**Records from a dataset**
====

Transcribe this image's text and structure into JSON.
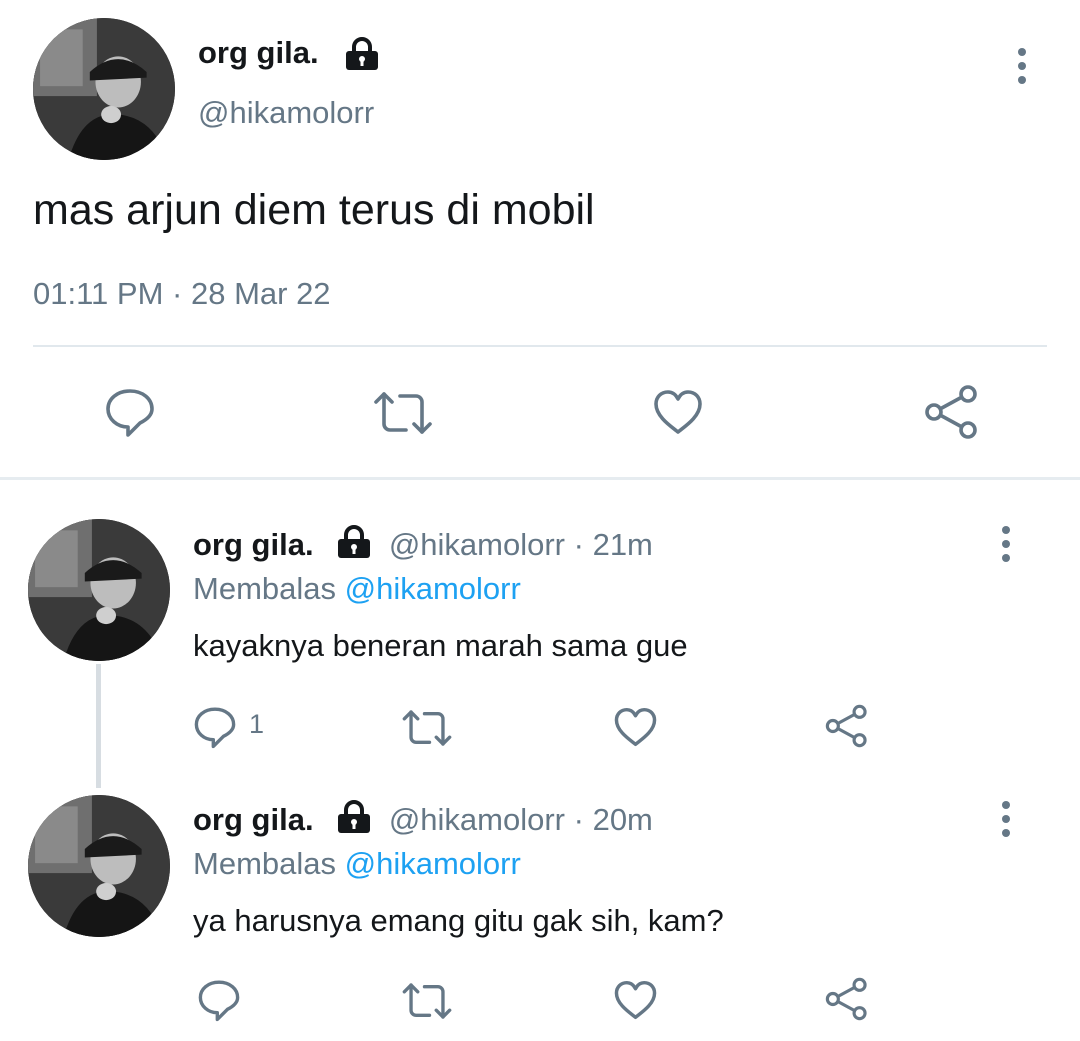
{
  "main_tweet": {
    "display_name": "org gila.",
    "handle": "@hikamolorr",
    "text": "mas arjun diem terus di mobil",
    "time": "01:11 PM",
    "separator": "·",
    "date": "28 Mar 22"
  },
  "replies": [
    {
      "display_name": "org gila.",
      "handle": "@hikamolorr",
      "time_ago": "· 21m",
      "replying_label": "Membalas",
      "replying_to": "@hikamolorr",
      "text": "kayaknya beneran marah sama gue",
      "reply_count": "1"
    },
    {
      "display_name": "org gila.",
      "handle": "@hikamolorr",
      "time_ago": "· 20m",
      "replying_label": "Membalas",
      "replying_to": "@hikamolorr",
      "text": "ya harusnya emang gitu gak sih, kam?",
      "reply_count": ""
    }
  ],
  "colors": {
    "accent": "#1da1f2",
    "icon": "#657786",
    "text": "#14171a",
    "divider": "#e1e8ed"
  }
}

====

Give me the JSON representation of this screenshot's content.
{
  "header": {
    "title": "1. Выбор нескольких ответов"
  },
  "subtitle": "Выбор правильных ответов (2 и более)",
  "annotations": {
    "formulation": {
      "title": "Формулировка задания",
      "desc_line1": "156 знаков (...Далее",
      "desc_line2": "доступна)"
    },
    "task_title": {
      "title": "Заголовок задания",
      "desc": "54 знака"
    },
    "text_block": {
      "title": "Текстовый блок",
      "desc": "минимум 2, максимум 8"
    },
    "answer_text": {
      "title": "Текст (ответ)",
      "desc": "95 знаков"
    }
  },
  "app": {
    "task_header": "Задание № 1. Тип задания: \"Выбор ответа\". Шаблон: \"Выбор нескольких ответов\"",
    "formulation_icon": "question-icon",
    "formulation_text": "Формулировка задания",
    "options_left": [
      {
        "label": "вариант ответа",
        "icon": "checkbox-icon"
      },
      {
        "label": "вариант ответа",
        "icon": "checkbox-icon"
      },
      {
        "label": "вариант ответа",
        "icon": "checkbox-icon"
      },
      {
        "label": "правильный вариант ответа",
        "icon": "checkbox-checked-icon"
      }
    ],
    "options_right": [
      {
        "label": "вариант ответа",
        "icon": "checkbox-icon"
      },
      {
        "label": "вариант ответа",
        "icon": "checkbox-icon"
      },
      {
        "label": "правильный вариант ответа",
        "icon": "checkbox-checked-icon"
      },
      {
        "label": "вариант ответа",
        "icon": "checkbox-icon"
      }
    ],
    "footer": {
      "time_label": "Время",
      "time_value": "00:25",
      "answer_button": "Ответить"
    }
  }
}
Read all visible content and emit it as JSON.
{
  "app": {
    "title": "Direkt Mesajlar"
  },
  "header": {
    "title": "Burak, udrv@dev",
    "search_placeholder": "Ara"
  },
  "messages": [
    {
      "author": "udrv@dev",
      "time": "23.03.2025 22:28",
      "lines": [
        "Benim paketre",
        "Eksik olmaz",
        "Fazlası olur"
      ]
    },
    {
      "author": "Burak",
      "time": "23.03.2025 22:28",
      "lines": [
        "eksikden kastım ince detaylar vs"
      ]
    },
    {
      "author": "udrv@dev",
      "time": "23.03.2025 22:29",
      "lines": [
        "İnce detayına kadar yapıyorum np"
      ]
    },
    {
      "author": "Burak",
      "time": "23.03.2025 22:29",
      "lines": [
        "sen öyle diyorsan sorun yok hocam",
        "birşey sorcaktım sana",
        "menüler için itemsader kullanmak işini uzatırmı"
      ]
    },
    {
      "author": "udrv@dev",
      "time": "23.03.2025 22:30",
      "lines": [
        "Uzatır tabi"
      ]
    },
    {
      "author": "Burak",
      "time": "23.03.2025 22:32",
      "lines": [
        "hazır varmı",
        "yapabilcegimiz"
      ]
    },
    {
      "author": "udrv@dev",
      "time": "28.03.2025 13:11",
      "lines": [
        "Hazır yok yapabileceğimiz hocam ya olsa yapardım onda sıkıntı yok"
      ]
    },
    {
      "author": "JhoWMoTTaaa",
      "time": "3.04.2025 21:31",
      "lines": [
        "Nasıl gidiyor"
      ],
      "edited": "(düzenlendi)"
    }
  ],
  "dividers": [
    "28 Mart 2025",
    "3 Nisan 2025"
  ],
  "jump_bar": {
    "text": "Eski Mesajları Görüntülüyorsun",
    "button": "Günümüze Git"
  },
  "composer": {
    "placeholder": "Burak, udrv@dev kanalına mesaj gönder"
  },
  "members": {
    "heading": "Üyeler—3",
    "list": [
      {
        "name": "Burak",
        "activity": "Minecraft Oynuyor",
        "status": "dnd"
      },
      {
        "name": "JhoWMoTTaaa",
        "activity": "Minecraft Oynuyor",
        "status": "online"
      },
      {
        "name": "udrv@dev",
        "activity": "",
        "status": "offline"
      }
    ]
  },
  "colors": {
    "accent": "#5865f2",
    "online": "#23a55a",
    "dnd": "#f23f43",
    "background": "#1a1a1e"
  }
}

====

**Exercise instructions**
Select all lines with the word "this" from the entries above.

**Expected output**
Transcribe this image's text and structure into JSON.
Give me the JSON representation of this screenshot's content.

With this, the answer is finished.